→ **What the task asks**
In the records from the beginning through the line containing "Text: Muut: Muut (520, 921, 557, 937)", substitute "Pie slice" for every "Wedge shape" and write those lines out again with nothing else altered.

[Extracted data entries]
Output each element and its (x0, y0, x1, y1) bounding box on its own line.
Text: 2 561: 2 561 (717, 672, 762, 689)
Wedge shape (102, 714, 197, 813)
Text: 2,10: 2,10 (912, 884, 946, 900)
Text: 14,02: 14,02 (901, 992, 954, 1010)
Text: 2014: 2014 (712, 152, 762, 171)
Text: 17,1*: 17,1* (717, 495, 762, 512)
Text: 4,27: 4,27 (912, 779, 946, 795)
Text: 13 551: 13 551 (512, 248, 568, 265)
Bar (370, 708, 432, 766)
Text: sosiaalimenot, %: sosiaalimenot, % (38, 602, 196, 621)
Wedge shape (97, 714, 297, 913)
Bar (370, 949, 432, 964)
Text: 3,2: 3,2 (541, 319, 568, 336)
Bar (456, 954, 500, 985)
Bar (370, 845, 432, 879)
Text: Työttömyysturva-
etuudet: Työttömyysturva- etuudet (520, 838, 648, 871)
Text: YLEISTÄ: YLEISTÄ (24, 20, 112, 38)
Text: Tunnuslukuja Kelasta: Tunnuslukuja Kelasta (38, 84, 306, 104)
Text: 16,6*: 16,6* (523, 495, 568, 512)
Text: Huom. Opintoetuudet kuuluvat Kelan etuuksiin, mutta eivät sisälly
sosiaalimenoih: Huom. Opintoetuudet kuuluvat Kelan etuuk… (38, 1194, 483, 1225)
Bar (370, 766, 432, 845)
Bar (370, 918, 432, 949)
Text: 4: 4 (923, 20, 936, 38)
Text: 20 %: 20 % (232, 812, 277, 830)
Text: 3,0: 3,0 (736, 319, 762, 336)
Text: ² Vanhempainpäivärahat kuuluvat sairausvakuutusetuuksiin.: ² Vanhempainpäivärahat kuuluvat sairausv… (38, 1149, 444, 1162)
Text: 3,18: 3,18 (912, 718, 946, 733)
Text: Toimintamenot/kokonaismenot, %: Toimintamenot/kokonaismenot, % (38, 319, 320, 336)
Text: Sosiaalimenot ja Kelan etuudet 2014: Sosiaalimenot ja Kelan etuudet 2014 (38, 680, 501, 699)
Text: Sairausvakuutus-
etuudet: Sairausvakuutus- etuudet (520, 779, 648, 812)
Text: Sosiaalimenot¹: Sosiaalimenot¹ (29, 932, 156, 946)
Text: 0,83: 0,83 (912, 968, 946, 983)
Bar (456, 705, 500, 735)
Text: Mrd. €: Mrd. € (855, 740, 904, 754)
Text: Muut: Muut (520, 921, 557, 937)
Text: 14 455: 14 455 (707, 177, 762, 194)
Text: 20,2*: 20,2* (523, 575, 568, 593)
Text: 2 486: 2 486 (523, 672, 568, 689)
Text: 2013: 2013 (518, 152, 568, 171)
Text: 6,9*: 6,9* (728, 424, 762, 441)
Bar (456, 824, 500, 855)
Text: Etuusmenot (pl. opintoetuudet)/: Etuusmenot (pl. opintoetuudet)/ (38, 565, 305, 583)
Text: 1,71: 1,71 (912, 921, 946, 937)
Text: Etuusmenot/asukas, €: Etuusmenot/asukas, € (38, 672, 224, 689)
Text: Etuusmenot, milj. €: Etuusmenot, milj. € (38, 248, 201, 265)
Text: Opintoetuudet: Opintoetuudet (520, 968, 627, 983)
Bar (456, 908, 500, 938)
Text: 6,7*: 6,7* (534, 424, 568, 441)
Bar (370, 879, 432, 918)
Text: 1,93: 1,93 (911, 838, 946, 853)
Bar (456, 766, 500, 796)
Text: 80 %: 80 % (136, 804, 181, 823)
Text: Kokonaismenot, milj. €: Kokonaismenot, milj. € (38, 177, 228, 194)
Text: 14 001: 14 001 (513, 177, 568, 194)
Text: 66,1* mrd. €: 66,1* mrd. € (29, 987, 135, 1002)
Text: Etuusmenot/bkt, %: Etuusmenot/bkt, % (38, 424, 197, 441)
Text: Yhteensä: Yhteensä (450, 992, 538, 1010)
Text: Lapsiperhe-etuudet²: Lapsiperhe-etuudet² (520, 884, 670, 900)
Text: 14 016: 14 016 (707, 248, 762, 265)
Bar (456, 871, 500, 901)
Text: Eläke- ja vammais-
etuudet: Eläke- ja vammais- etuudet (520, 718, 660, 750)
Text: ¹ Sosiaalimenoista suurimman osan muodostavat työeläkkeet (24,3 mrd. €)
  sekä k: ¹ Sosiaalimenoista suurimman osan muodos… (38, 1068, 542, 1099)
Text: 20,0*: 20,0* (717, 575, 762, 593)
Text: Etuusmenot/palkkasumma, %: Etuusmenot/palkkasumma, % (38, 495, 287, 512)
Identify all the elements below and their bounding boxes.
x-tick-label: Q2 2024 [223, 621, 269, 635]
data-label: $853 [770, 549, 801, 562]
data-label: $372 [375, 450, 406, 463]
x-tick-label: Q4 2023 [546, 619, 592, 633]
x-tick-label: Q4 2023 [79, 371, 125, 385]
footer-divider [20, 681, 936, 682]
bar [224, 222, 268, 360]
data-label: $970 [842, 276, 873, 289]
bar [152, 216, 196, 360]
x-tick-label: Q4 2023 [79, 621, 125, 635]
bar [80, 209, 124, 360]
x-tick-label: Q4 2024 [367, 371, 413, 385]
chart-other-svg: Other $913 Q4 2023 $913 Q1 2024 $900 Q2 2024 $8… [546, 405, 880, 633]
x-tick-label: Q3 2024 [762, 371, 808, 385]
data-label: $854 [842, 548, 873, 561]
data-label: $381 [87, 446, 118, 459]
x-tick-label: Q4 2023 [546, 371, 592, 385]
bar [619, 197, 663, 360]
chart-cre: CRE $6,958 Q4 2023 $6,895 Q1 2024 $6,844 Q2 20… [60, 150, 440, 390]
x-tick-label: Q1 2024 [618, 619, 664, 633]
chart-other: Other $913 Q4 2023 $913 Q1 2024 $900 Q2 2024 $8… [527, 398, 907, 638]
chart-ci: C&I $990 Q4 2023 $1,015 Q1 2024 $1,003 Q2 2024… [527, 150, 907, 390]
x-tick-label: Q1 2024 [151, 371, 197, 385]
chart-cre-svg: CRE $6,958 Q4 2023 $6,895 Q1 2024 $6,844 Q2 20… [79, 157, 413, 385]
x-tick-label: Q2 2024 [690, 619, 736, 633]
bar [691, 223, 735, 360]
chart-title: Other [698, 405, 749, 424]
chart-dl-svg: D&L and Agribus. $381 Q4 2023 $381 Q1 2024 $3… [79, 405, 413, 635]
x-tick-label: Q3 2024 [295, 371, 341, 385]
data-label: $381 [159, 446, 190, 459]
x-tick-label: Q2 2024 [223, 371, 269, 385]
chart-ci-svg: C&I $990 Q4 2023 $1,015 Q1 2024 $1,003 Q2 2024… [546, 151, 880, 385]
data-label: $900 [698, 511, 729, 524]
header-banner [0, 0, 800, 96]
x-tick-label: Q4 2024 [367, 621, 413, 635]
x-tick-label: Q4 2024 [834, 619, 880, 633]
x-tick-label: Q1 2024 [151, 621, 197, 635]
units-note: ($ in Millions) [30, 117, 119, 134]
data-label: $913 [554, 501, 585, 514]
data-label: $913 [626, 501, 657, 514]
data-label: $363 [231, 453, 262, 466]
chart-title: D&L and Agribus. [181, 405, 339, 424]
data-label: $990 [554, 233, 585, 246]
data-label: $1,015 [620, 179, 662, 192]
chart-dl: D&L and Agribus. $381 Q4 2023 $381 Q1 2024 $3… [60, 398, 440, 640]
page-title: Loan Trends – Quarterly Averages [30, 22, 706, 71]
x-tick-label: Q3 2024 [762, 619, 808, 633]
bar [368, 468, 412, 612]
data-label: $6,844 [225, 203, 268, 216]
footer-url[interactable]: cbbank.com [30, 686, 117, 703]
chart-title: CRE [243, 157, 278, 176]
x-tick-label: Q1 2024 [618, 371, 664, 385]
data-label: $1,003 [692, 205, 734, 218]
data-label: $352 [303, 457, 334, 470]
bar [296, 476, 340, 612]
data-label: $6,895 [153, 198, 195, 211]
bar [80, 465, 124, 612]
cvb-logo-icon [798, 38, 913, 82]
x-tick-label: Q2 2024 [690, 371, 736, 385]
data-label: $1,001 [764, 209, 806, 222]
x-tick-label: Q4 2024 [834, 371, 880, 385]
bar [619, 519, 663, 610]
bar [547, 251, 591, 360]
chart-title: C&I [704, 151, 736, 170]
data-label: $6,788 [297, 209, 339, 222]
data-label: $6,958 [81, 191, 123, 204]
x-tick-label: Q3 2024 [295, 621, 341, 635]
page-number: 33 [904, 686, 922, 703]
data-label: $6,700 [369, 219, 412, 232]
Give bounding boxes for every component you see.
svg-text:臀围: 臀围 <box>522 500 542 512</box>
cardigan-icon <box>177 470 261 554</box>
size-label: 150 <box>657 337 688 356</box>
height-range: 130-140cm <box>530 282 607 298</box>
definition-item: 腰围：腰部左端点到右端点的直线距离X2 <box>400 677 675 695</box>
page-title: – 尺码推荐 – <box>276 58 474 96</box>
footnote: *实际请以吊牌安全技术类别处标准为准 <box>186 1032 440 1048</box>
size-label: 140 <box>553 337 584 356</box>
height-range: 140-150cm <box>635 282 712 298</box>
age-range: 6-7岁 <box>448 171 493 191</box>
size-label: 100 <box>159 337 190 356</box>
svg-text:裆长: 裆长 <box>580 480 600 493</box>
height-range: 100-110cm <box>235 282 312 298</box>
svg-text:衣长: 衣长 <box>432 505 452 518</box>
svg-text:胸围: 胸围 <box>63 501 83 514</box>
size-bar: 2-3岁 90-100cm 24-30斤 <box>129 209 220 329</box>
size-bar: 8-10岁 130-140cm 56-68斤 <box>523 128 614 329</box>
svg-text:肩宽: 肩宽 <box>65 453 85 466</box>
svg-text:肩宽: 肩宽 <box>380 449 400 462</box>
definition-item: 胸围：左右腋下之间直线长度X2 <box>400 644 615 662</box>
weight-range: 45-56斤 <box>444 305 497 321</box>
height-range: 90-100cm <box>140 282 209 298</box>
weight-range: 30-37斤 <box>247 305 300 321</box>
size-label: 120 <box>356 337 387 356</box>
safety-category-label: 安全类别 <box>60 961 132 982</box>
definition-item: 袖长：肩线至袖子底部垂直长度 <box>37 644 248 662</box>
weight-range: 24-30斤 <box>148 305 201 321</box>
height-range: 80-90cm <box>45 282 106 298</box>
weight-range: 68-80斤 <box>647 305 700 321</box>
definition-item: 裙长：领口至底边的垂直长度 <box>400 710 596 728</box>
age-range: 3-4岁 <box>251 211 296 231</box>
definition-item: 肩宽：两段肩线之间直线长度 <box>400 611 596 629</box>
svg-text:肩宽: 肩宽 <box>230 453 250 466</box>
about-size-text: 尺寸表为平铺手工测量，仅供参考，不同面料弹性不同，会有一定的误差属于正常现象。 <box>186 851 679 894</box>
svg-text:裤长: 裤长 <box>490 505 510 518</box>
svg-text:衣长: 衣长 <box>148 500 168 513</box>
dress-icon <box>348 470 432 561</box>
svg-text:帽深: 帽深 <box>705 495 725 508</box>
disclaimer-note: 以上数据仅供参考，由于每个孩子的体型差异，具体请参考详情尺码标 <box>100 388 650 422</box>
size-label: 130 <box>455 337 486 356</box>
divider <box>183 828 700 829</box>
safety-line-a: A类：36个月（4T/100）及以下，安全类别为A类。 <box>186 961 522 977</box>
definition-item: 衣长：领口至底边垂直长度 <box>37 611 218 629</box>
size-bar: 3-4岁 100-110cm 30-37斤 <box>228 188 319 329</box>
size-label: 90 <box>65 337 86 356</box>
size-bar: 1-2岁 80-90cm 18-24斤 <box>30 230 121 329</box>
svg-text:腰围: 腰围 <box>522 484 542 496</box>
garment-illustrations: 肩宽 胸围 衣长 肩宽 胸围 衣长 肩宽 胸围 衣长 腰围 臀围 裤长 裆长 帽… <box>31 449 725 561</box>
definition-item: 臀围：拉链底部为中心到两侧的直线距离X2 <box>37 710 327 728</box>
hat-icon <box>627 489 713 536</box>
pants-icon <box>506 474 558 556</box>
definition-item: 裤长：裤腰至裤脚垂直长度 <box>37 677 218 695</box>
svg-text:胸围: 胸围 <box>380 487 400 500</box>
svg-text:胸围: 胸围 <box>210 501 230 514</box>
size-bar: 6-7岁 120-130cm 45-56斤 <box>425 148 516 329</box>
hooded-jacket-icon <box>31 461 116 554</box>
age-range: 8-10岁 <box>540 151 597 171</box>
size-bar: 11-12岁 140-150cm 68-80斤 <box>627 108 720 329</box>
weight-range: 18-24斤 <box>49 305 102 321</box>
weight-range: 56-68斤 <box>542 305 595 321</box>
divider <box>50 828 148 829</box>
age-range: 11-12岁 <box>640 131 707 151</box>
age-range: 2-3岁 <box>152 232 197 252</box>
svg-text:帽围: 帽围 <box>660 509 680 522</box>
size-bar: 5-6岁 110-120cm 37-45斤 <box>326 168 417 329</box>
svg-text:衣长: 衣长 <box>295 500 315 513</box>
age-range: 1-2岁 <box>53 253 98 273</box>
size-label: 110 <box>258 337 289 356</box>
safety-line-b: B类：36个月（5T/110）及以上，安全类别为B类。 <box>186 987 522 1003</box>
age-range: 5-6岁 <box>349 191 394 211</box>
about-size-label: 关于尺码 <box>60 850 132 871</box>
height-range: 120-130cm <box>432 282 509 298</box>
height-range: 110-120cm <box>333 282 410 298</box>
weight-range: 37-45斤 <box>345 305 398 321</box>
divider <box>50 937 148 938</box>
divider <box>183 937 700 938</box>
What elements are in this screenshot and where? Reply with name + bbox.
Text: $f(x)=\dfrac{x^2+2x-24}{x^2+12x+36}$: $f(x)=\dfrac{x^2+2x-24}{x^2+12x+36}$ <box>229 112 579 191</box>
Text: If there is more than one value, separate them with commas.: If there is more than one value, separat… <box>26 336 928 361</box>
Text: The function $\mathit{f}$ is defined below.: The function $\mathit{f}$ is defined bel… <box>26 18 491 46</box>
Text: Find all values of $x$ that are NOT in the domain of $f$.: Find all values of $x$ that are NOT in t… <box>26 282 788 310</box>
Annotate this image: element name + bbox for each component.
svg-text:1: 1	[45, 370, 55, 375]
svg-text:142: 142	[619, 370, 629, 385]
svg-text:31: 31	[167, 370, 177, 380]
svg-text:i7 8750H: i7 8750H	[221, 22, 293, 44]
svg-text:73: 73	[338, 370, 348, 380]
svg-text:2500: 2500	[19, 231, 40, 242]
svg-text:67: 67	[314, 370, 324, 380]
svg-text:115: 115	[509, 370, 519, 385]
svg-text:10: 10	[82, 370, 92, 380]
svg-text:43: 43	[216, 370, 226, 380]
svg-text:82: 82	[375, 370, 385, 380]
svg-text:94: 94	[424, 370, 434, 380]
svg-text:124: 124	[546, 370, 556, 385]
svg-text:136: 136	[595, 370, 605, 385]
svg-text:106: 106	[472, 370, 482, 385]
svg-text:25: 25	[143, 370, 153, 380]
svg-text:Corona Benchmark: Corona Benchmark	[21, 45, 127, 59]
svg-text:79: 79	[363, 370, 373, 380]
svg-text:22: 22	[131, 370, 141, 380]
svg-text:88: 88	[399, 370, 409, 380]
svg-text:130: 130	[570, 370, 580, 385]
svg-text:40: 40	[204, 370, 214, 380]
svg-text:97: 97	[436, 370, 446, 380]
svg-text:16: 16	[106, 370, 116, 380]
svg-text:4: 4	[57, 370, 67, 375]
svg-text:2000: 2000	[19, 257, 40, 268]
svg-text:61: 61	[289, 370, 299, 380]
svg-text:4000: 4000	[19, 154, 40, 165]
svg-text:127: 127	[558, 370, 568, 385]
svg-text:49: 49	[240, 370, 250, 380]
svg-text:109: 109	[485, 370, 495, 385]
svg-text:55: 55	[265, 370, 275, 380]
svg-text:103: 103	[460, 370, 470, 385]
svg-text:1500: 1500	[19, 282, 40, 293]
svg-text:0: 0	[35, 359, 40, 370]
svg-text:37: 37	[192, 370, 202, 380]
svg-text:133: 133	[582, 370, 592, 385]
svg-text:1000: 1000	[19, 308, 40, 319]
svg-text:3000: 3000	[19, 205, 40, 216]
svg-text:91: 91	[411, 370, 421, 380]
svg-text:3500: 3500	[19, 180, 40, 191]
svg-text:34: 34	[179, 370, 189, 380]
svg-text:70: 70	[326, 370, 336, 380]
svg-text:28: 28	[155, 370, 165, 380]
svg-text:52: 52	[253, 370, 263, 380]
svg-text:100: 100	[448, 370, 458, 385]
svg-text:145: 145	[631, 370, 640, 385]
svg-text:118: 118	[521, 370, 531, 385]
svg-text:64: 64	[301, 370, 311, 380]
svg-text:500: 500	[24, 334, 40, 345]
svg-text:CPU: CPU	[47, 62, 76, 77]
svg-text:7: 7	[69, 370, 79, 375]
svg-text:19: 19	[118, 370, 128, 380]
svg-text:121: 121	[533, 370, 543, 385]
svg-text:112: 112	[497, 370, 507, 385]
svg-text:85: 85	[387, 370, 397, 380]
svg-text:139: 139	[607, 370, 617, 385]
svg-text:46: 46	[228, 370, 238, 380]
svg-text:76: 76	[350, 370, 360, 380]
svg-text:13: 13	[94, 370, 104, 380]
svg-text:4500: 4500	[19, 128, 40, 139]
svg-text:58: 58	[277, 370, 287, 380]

→ **Solved exercise**
Output each element and its (x0, y0, x1, y1) bounding box on its own line.
Text: 2 561: 2 561 (717, 672, 762, 689)
Pie slice (102, 714, 197, 813)
Text: 2,10: 2,10 (912, 884, 946, 900)
Text: 14,02: 14,02 (901, 992, 954, 1010)
Text: 2014: 2014 (712, 152, 762, 171)
Text: 17,1*: 17,1* (717, 495, 762, 512)
Text: 4,27: 4,27 (912, 779, 946, 795)
Text: 13 551: 13 551 (512, 248, 568, 265)
Bar (370, 708, 432, 766)
Text: sosiaalimenot, %: sosiaalimenot, % (38, 602, 196, 621)
Pie slice (97, 714, 297, 913)
Bar (370, 949, 432, 964)
Text: 3,2: 3,2 (541, 319, 568, 336)
Bar (456, 954, 500, 985)
Bar (370, 845, 432, 879)
Text: Työttömyysturva-
etuudet: Työttömyysturva- etuudet (520, 838, 648, 871)
Text: YLEISTÄ: YLEISTÄ (24, 20, 112, 38)
Text: Tunnuslukuja Kelasta: Tunnuslukuja Kelasta (38, 84, 306, 104)
Text: 16,6*: 16,6* (523, 495, 568, 512)
Text: Huom. Opintoetuudet kuuluvat Kelan etuuksiin, mutta eivät sisälly
sosiaalimenoih: Huom. Opintoetuudet kuuluvat Kelan etuuk… (38, 1194, 483, 1225)
Bar (370, 766, 432, 845)
Bar (370, 918, 432, 949)
Text: 4: 4 (923, 20, 936, 38)
Text: 20 %: 20 % (232, 812, 277, 830)
Text: 3,0: 3,0 (736, 319, 762, 336)
Text: ² Vanhempainpäivärahat kuuluvat sairausvakuutusetuuksiin.: ² Vanhempainpäivärahat kuuluvat sairausv… (38, 1149, 444, 1162)
Text: 3,18: 3,18 (912, 718, 946, 733)
Text: Toimintamenot/kokonaismenot, %: Toimintamenot/kokonaismenot, % (38, 319, 320, 336)
Text: Sosiaalimenot ja Kelan etuudet 2014: Sosiaalimenot ja Kelan etuudet 2014 (38, 680, 501, 699)
Text: Sairausvakuutus-
etuudet: Sairausvakuutus- etuudet (520, 779, 648, 812)
Text: Sosiaalimenot¹: Sosiaalimenot¹ (29, 932, 156, 946)
Text: 0,83: 0,83 (912, 968, 946, 983)
Bar (456, 705, 500, 735)
Text: Mrd. €: Mrd. € (855, 740, 904, 754)
Text: Muut: Muut (520, 921, 557, 937)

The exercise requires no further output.